### Ausgangstext

☆ ☆ ☆

Elke Heidenreich - Die Liebe zu erzählten Geschichten

Elke Heidenreich - Die Liebe zu  erzählten  Geschichten

Veröffentlicht am 05.12.2023

Ein Porträt, zum 80. Geburtstag. Von Karin Berndl.

Elke Helene Heidenreich kann wohl als einer der ersten großen Medien-Star des deutschen Fernsehens in Sachen Literatur bezeichnet werden. Keine hat sich so wie sie medial im deutschsprachigen Raum für Literatur und der Lust am Lesen eingesetzt. Die Schriftstellerin startet ihre Karriere als Radiojournalistin, wird Hörspielautorin, Hörbuchsprecherin, Literaturkritikerin, Kabarettistin, Moderatorin und in ihren Siebzigern beginnt sie auch noch Opern-Libretti zu schreiben.

☆ ☆ ☆

### Gespeicherte Daten
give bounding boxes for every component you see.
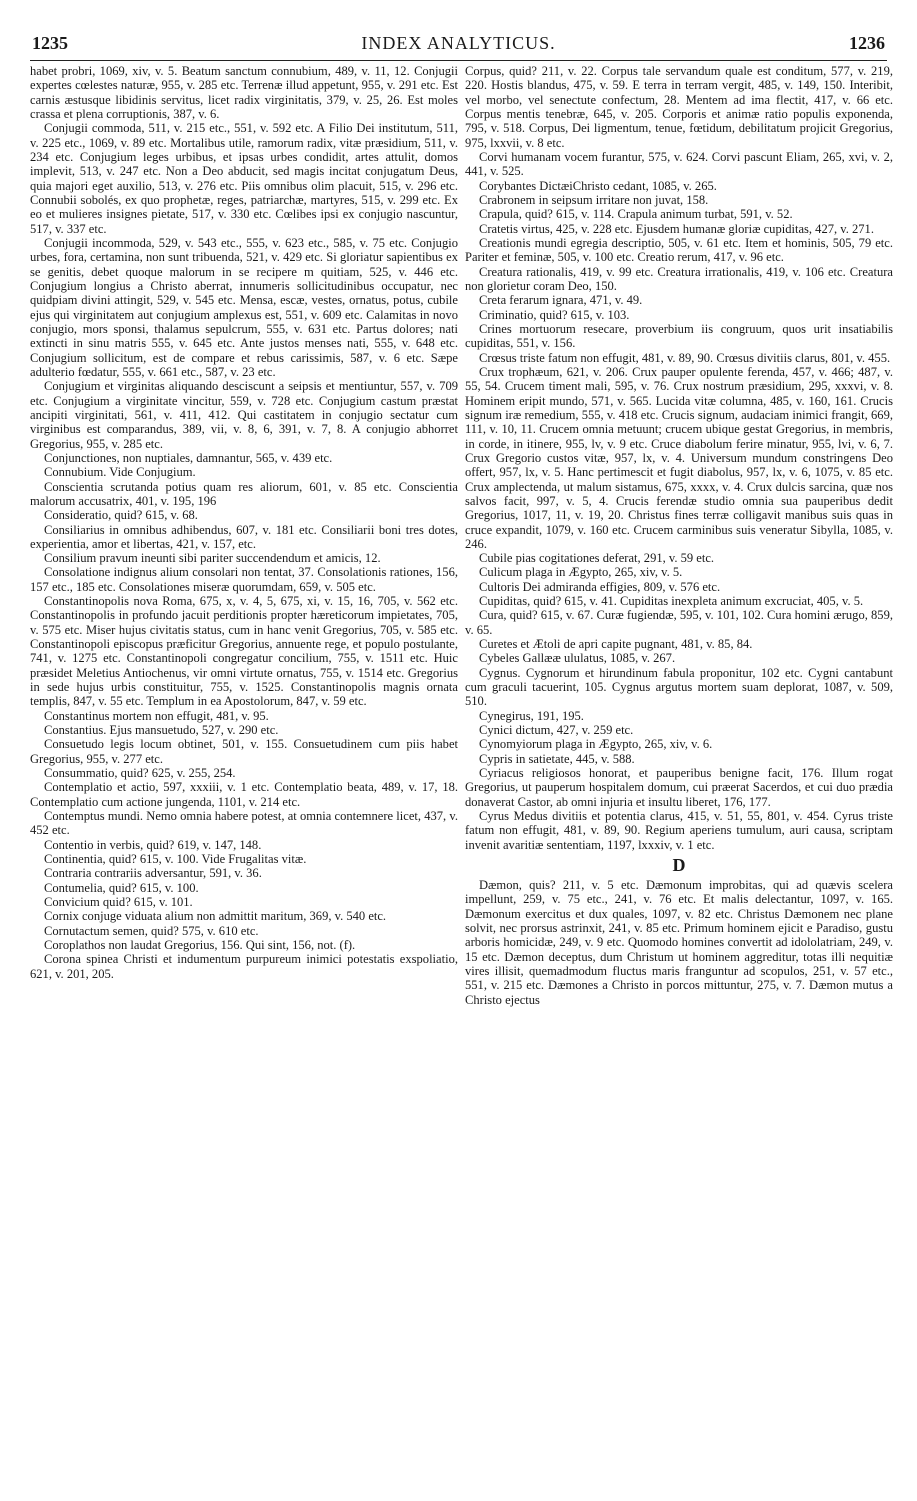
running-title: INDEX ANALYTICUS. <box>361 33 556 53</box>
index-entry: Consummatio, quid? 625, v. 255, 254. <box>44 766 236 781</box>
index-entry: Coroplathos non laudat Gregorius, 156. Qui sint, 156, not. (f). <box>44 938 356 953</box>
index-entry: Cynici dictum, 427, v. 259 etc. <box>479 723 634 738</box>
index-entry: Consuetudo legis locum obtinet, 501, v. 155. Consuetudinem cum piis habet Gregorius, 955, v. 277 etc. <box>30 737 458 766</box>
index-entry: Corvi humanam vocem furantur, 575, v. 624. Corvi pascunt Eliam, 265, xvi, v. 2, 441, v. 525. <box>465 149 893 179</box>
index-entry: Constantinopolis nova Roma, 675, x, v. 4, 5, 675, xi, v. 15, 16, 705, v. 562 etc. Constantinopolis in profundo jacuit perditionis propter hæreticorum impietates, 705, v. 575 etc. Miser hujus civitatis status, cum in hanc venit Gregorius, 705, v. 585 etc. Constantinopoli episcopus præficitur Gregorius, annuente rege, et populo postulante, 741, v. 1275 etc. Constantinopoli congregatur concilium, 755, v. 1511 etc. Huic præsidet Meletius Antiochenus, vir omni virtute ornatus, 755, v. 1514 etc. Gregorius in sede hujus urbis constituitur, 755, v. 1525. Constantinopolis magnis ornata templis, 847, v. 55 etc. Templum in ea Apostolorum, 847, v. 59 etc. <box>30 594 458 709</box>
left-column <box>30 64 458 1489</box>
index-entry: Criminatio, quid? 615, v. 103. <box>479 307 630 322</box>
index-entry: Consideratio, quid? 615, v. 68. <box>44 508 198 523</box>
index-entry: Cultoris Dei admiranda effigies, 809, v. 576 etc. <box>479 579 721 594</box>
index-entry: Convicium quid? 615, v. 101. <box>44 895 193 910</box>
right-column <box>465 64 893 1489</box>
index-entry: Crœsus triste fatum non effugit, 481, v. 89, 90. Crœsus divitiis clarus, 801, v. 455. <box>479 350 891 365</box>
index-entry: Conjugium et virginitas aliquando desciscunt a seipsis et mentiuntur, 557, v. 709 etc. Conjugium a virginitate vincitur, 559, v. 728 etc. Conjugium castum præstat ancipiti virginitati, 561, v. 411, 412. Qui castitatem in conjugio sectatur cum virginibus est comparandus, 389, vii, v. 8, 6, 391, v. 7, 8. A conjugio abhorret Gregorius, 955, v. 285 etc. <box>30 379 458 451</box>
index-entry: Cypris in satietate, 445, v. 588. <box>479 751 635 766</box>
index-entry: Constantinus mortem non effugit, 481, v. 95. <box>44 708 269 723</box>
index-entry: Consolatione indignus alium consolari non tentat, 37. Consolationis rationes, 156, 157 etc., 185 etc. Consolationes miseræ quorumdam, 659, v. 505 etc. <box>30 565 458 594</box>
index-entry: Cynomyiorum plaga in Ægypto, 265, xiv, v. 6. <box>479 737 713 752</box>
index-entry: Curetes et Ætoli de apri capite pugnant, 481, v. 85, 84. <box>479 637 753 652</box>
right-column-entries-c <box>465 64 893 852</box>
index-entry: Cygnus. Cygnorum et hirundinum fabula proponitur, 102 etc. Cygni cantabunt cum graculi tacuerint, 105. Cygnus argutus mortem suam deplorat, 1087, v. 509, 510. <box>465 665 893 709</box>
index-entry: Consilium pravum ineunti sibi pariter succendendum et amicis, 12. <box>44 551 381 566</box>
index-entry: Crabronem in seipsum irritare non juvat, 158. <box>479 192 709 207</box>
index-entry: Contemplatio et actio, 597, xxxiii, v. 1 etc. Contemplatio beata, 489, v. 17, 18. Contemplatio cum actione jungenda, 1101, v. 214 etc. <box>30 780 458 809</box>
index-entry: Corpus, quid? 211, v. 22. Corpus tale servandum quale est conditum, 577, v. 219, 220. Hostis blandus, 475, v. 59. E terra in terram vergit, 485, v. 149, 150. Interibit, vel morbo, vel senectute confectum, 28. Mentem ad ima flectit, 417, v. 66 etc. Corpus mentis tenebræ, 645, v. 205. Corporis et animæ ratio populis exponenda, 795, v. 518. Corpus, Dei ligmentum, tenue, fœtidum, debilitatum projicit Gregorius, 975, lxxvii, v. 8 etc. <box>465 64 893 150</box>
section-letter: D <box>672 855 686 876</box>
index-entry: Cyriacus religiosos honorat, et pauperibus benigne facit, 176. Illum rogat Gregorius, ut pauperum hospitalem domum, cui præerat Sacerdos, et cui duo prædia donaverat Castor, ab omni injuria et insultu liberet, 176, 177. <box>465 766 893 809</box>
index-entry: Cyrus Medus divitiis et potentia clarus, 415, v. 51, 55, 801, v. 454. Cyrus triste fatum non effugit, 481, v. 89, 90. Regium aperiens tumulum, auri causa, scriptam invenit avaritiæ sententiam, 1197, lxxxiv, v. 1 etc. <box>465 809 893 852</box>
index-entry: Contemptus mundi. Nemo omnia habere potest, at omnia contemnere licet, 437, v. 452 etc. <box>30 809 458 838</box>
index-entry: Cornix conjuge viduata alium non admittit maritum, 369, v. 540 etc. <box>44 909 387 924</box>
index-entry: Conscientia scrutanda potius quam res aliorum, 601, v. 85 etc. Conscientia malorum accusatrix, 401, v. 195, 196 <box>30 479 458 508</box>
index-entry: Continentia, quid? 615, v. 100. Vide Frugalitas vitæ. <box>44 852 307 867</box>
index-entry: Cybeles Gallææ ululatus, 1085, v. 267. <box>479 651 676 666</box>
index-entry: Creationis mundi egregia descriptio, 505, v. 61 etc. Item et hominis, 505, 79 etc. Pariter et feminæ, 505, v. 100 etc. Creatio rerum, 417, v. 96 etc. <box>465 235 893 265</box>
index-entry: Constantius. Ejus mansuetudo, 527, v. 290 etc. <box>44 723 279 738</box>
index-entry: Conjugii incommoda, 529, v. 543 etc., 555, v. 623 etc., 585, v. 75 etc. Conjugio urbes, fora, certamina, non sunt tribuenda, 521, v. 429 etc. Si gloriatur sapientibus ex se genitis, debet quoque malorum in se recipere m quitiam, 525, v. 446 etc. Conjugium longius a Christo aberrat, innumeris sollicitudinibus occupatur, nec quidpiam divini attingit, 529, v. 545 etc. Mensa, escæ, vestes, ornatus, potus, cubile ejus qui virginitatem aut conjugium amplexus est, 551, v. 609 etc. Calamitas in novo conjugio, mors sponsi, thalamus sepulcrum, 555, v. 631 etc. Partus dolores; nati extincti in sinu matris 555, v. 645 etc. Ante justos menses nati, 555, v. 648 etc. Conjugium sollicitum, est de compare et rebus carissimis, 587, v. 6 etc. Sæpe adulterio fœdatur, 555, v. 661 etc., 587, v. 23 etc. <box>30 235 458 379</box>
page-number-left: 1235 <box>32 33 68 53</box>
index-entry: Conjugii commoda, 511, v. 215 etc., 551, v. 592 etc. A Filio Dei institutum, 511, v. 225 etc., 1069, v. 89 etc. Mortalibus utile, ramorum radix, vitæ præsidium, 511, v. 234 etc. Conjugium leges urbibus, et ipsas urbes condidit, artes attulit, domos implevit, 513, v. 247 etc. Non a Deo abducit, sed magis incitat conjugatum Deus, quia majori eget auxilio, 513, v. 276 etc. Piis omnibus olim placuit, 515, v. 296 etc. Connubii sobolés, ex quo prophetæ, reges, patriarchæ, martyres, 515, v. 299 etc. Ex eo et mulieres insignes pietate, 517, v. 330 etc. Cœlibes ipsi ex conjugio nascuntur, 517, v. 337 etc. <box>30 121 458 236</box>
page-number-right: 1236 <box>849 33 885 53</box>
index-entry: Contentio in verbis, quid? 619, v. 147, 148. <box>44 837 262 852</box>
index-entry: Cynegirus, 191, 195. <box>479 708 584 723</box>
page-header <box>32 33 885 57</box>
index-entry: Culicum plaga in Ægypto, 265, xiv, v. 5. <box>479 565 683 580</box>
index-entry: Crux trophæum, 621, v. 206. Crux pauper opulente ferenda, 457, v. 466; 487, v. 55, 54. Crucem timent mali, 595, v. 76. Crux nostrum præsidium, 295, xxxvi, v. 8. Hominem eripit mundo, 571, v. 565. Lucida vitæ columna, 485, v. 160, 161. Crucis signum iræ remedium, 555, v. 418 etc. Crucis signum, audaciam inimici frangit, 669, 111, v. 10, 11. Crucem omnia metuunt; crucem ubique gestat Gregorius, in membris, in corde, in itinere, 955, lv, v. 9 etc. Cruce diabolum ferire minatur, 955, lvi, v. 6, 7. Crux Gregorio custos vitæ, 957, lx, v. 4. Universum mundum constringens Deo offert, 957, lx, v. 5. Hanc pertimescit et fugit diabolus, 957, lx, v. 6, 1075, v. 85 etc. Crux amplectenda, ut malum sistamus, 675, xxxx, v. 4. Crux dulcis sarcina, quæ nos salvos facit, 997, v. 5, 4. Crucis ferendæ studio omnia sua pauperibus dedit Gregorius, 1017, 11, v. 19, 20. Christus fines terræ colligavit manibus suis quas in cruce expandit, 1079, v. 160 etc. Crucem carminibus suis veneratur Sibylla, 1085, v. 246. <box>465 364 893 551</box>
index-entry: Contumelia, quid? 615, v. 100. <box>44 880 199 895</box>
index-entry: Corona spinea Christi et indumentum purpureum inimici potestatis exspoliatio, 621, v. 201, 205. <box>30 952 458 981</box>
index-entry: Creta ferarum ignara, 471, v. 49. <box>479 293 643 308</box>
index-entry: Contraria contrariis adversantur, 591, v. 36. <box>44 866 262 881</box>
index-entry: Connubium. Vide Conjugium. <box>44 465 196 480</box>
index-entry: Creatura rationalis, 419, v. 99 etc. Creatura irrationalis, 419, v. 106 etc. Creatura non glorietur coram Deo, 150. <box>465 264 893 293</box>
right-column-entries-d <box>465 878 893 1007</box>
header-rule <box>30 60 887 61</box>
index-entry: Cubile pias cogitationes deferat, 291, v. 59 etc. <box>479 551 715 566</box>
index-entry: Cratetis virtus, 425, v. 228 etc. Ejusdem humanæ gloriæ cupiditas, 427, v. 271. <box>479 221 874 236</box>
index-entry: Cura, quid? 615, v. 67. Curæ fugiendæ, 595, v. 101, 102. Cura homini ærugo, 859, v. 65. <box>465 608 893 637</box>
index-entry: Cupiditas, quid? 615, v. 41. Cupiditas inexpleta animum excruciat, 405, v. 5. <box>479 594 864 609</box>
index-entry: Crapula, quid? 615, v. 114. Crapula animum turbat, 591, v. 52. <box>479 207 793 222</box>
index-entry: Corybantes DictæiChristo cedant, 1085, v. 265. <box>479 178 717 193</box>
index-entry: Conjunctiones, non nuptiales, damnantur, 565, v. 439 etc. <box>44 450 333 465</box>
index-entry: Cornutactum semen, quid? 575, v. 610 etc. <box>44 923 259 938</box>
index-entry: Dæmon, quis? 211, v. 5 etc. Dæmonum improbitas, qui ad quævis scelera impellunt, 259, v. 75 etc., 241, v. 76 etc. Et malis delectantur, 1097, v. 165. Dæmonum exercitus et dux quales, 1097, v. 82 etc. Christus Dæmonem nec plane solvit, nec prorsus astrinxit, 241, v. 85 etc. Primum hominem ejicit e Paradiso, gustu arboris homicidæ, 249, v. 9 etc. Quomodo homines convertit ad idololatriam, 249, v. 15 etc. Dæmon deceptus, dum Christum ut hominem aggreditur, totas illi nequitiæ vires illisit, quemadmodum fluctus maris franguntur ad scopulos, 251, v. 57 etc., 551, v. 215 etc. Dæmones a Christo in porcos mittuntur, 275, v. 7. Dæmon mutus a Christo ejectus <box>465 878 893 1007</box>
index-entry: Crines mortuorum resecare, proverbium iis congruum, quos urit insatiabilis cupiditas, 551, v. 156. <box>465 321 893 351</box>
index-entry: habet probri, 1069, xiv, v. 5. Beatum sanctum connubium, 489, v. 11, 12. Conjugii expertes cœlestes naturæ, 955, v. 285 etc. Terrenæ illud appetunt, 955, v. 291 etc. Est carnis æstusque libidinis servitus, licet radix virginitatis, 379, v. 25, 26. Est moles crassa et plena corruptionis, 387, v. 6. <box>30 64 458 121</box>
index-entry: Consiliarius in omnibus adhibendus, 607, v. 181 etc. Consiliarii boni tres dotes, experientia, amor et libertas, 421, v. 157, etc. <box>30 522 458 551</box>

☆ ☆ ☆

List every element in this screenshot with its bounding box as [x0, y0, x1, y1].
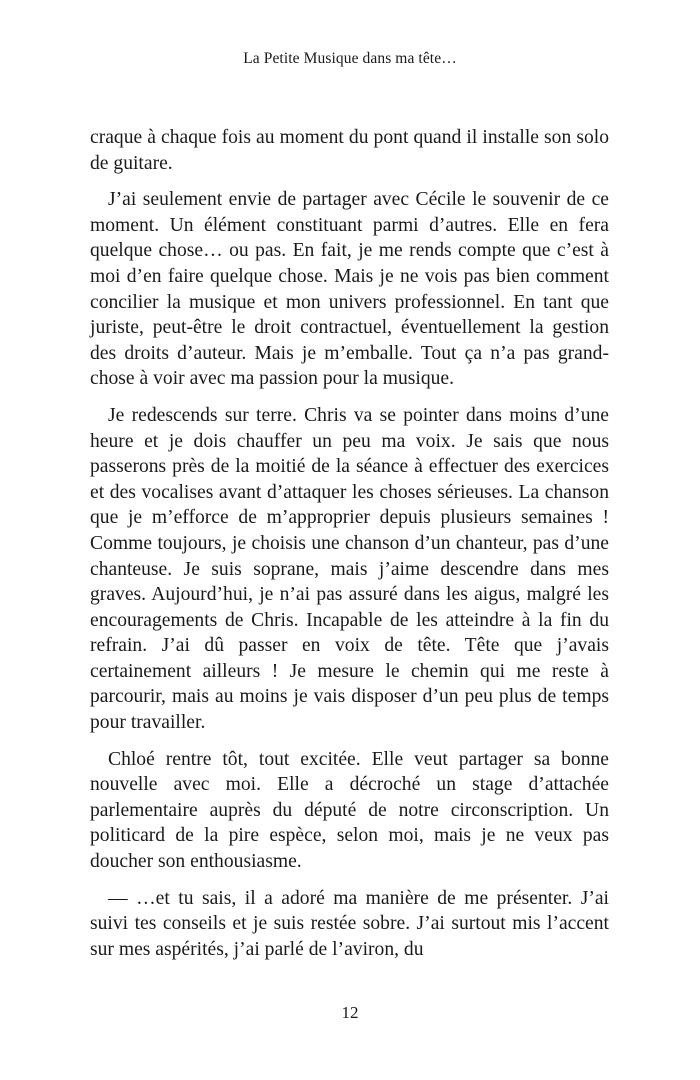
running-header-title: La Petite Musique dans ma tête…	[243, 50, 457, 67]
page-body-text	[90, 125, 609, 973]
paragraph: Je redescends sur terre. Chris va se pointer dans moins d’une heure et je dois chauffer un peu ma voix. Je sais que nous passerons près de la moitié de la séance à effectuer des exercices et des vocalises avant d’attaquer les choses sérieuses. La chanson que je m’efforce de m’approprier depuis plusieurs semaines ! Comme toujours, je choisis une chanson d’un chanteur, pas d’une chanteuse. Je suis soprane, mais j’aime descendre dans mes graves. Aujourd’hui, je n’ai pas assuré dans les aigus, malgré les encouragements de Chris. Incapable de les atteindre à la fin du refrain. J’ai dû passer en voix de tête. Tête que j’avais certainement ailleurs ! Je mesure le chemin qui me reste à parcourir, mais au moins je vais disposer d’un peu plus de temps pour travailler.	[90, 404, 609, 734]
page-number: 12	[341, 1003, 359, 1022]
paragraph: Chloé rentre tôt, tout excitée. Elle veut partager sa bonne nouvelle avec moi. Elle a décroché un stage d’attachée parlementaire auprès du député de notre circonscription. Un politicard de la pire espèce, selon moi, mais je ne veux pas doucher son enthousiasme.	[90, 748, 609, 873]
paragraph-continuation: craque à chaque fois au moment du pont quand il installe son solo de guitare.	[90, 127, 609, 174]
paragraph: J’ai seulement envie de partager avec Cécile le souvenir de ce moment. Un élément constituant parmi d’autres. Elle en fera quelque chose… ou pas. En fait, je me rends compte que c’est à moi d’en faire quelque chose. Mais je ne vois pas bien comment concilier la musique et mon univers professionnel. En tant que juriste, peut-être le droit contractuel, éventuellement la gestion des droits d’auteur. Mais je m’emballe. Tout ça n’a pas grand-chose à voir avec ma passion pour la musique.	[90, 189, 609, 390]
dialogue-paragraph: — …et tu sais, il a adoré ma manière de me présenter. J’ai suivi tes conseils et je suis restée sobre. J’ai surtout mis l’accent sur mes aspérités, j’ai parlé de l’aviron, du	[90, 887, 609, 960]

☆ ☆ ☆

### Worum es geht
Als was startete Elke Heidenreich laut dem Porträt zu ihrem 80. Geburtstag ihre Karriere?

### Die Lösung
Sie startete ihre Karriere als Radiojournalistin.